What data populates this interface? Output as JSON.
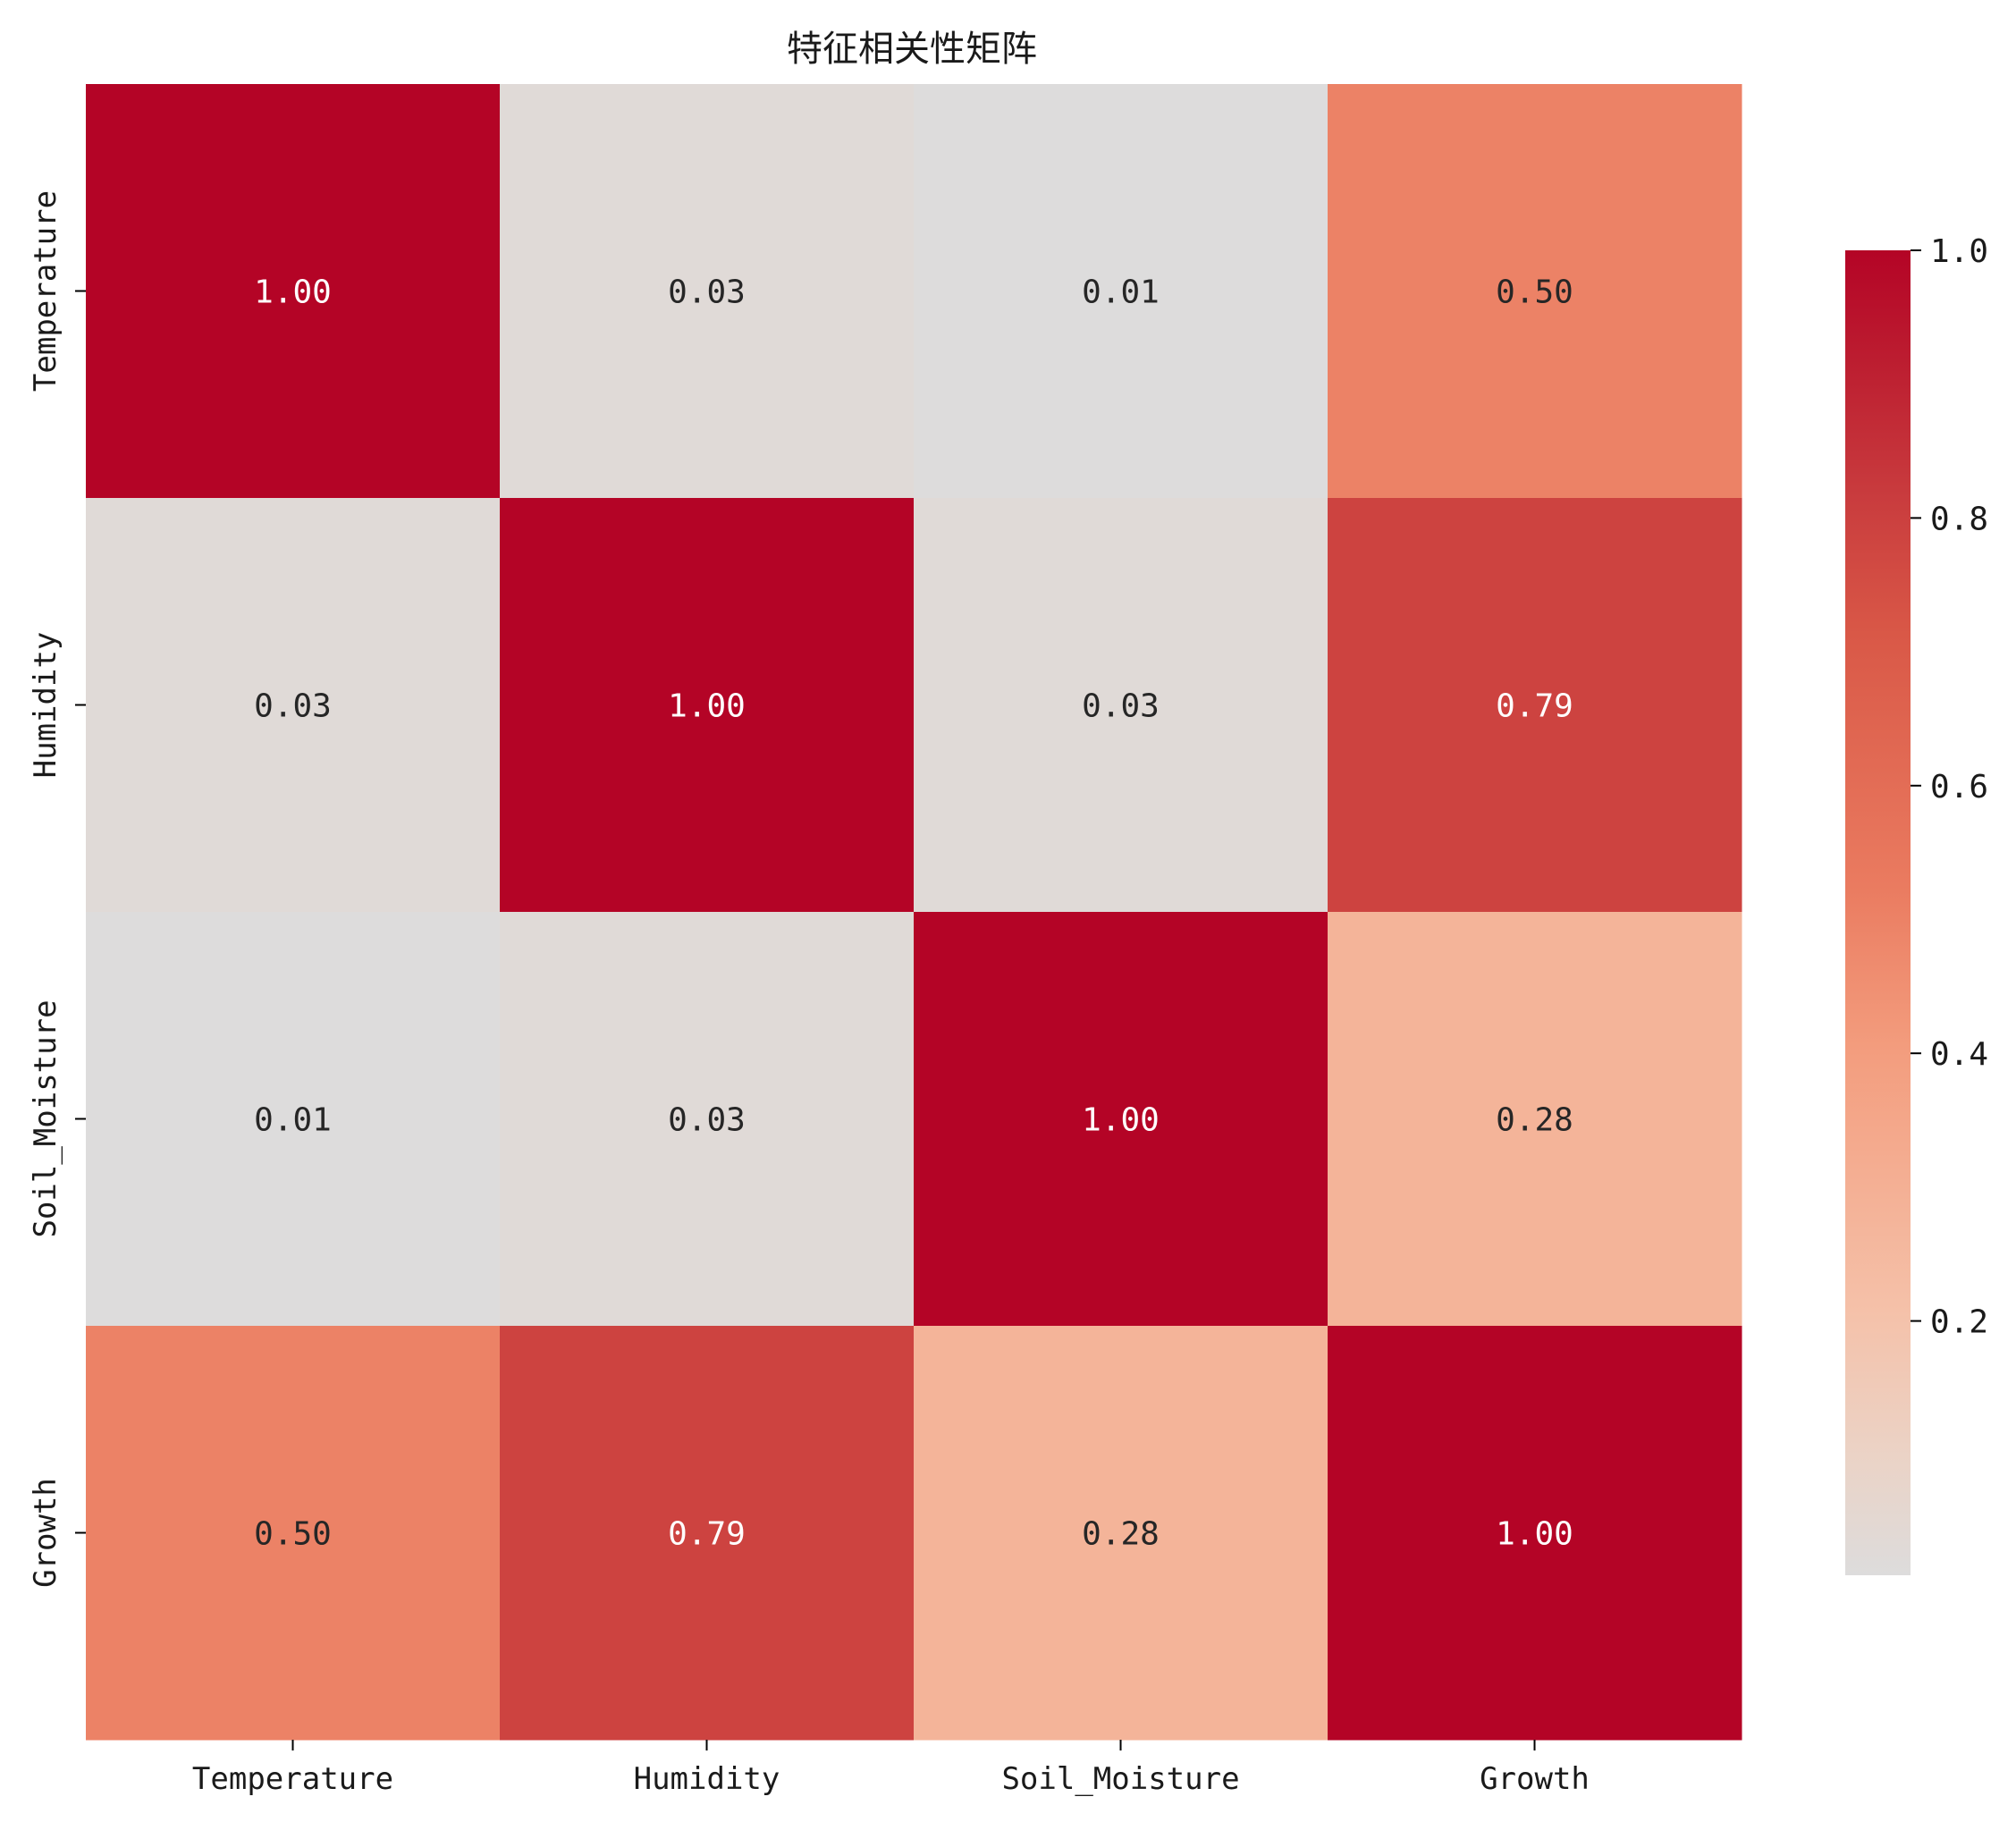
{
  "chart_data": {
    "type": "heatmap",
    "title": "特征相关性矩阵",
    "rows": [
      "Temperature",
      "Humidity",
      "Soil_Moisture",
      "Growth"
    ],
    "cols": [
      "Temperature",
      "Humidity",
      "Soil_Moisture",
      "Growth"
    ],
    "values": [
      [
        1.0,
        0.03,
        0.01,
        0.5
      ],
      [
        0.03,
        1.0,
        0.03,
        0.79
      ],
      [
        0.01,
        0.03,
        1.0,
        0.28
      ],
      [
        0.5,
        0.79,
        0.28,
        1.0
      ]
    ],
    "annotations": [
      [
        "1.00",
        "0.03",
        "0.01",
        "0.50"
      ],
      [
        "0.03",
        "1.00",
        "0.03",
        "0.79"
      ],
      [
        "0.01",
        "0.03",
        "1.00",
        "0.28"
      ],
      [
        "0.50",
        "0.79",
        "0.28",
        "1.00"
      ]
    ],
    "colormap": "coolwarm (upper half)",
    "vmin": 0.01,
    "vmax": 1.0,
    "colorbar": {
      "ticks": [
        0.2,
        0.4,
        0.6,
        0.8,
        1.0
      ],
      "tick_labels": [
        "0.2",
        "0.4",
        "0.6",
        "0.8",
        "1.0"
      ],
      "placement": "right"
    },
    "grid": false
  }
}
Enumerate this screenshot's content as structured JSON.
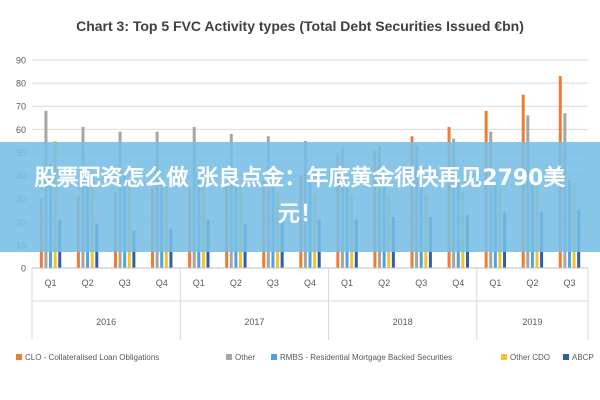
{
  "chart_data": {
    "type": "bar",
    "title": "Chart 3: Top 5 FVC Activity types (Total Debt Securities Issued €bn)",
    "xlabel": "",
    "ylabel": "",
    "ylim": [
      0,
      90
    ],
    "yticks": [
      0,
      10,
      20,
      30,
      40,
      50,
      60,
      70,
      80,
      90
    ],
    "grid": true,
    "legend_position": "bottom",
    "categories": [
      "Q1",
      "Q2",
      "Q3",
      "Q4",
      "Q1",
      "Q2",
      "Q3",
      "Q4",
      "Q1",
      "Q2",
      "Q3",
      "Q4",
      "Q1",
      "Q2",
      "Q3"
    ],
    "groups": [
      {
        "label": "2016",
        "count": 4
      },
      {
        "label": "2017",
        "count": 4
      },
      {
        "label": "2018",
        "count": 4
      },
      {
        "label": "2019",
        "count": 3
      }
    ],
    "series": [
      {
        "name": "CLO - Collateralised Loan Obligations",
        "color": "#ed7d31",
        "values": [
          30,
          31,
          33,
          34,
          35,
          36,
          38,
          40,
          49,
          51,
          57,
          61,
          68,
          75,
          83
        ]
      },
      {
        "name": "Other",
        "color": "#a5a5a5",
        "values": [
          68,
          61,
          59,
          59,
          61,
          58,
          57,
          55,
          52,
          53,
          53,
          56,
          59,
          66,
          67
        ]
      },
      {
        "name": "RMBS - Residential Mortgage Backed Securities",
        "color": "#4ea3d9",
        "values": [
          45,
          44,
          40,
          39,
          40,
          38,
          37,
          37,
          37,
          36,
          36,
          37,
          37,
          38,
          38
        ]
      },
      {
        "name": "Other CDO",
        "color": "#f2c42b",
        "values": [
          55,
          40,
          36,
          35,
          36,
          35,
          33,
          32,
          32,
          31,
          32,
          33,
          35,
          36,
          37
        ]
      },
      {
        "name": "ABCP",
        "color": "#2f5fa8",
        "values": [
          21,
          19,
          16,
          17,
          21,
          19,
          20,
          21,
          21,
          22,
          22,
          23,
          24,
          24,
          25
        ]
      }
    ]
  },
  "overlay": {
    "text": "股票配资怎么做 张良点金：年底黄金很快再见2790美元！"
  }
}
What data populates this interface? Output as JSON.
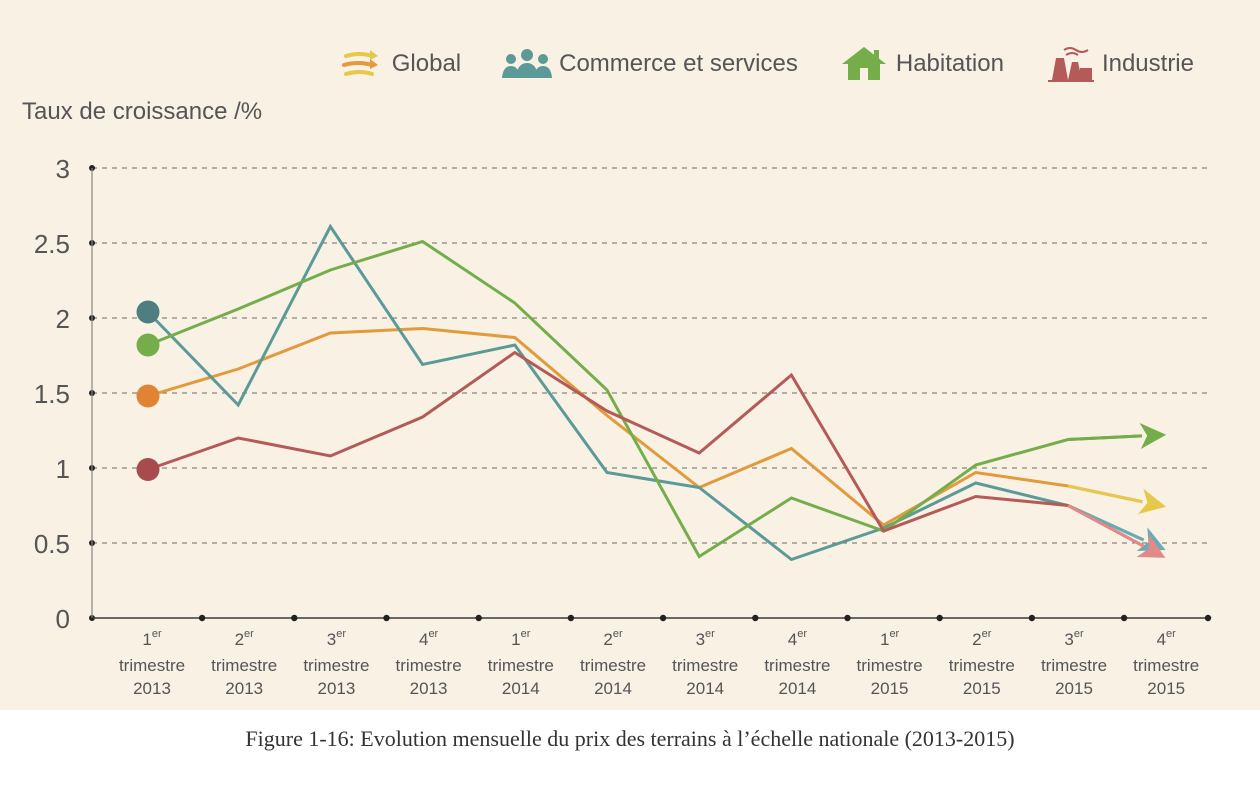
{
  "caption": "Figure 1-16: Evolution mensuelle du prix des terrains à l’échelle nationale (2013-2015)",
  "chart_data": {
    "type": "line",
    "ylabel": "Taux de croissance /%",
    "ylim": [
      0,
      3
    ],
    "yticks": [
      "0",
      "0.5",
      "1",
      "1.5",
      "2",
      "2.5",
      "3"
    ],
    "grid": true,
    "legend_position": "top-right",
    "categories": [
      {
        "ordinal": "1",
        "sup": "er",
        "line2": "trimestre",
        "year": "2013"
      },
      {
        "ordinal": "2",
        "sup": "er",
        "line2": "trimestre",
        "year": "2013"
      },
      {
        "ordinal": "3",
        "sup": "er",
        "line2": "trimestre",
        "year": "2013"
      },
      {
        "ordinal": "4",
        "sup": "er",
        "line2": "trimestre",
        "year": "2013"
      },
      {
        "ordinal": "1",
        "sup": "er",
        "line2": "trimestre",
        "year": "2014"
      },
      {
        "ordinal": "2",
        "sup": "er",
        "line2": "trimestre",
        "year": "2014"
      },
      {
        "ordinal": "3",
        "sup": "er",
        "line2": "trimestre",
        "year": "2014"
      },
      {
        "ordinal": "4",
        "sup": "er",
        "line2": "trimestre",
        "year": "2014"
      },
      {
        "ordinal": "1",
        "sup": "er",
        "line2": "trimestre",
        "year": "2015"
      },
      {
        "ordinal": "2",
        "sup": "er",
        "line2": "trimestre",
        "year": "2015"
      },
      {
        "ordinal": "3",
        "sup": "er",
        "line2": "trimestre",
        "year": "2015"
      },
      {
        "ordinal": "4",
        "sup": "er",
        "line2": "trimestre",
        "year": "2015"
      }
    ],
    "series": [
      {
        "name": "Global",
        "color": "#e19a3c",
        "dot_color": "#e08434",
        "arrow_color": "#e6c84a",
        "icon": "global-icon",
        "values": [
          1.48,
          1.66,
          1.9,
          1.93,
          1.87,
          1.35,
          0.87,
          1.13,
          0.62,
          0.97,
          0.88,
          0.75
        ]
      },
      {
        "name": "Commerce et services",
        "color": "#5c9a98",
        "dot_color": "#4f7e80",
        "arrow_color": "#6aacb4",
        "icon": "people-icon",
        "values": [
          2.04,
          1.42,
          2.61,
          1.69,
          1.82,
          0.97,
          0.87,
          0.39,
          0.6,
          0.9,
          0.75,
          0.47
        ]
      },
      {
        "name": "Habitation",
        "color": "#74ad4a",
        "dot_color": "#74ad4a",
        "arrow_color": "#74ad4a",
        "icon": "house-icon",
        "values": [
          1.82,
          2.06,
          2.32,
          2.51,
          2.1,
          1.52,
          0.41,
          0.8,
          0.58,
          1.02,
          1.19,
          1.22
        ]
      },
      {
        "name": "Industrie",
        "color": "#b45a58",
        "dot_color": "#a84b4c",
        "arrow_color": "#e28a8a",
        "icon": "factory-icon",
        "values": [
          0.99,
          1.2,
          1.08,
          1.34,
          1.77,
          1.38,
          1.1,
          1.62,
          0.58,
          0.81,
          0.75,
          0.42
        ]
      }
    ]
  }
}
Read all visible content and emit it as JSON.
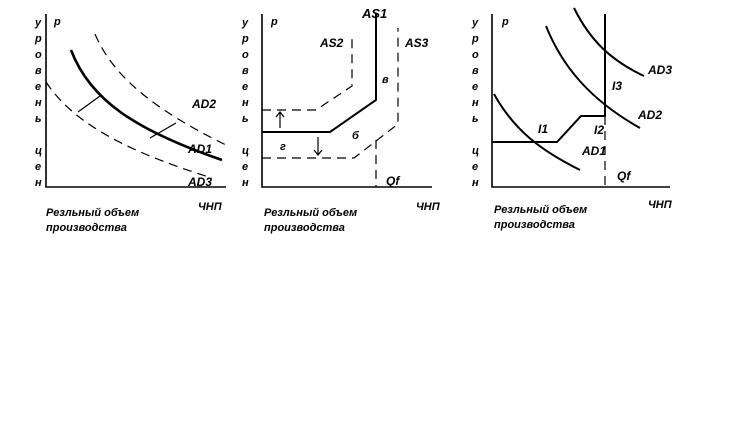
{
  "panel1": {
    "vertical_label": [
      "у",
      "р",
      "о",
      "в",
      "е",
      "н",
      "ь",
      "",
      "ц",
      "е",
      "н"
    ],
    "p_label": "p",
    "curve_labels": {
      "ad2": "AD2",
      "ad1": "AD1",
      "ad3": "AD3"
    },
    "x_axis_label": "ЧНП",
    "caption_line1": "Резльный объем",
    "caption_line2": "производства"
  },
  "panel2": {
    "vertical_label": [
      "у",
      "р",
      "о",
      "в",
      "е",
      "н",
      "ь",
      "",
      "ц",
      "е",
      "н"
    ],
    "p_label": "p",
    "curve_labels": {
      "as1": "AS1",
      "as2": "AS2",
      "as3": "AS3"
    },
    "region_labels": {
      "v": "в",
      "b": "б",
      "g": "г"
    },
    "qf_label": "Qf",
    "x_axis_label": "ЧНП",
    "caption_line1": "Резльный объем",
    "caption_line2": "производства"
  },
  "panel3": {
    "vertical_label": [
      "у",
      "р",
      "о",
      "в",
      "е",
      "н",
      "ь",
      "",
      "ц",
      "е",
      "н"
    ],
    "p_label": "p",
    "curve_labels": {
      "ad3": "AD3",
      "ad2": "AD2",
      "ad1": "AD1"
    },
    "point_labels": {
      "i1": "I1",
      "i2": "I2",
      "i3": "I3"
    },
    "qf_label": "Qf",
    "x_axis_label": "ЧНП",
    "caption_line1": "Резльный объем",
    "caption_line2": "производства"
  }
}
....
• WRITTEN PROBLEM
Only lines with the string "title" belong in your answer; copy each one.

• WORKED SOLUTION
    "title": "特征相关性矩阵",
    "title": "Chart 3: Top 5 FVC Activity types (Total Debt Securities Issued €bn)",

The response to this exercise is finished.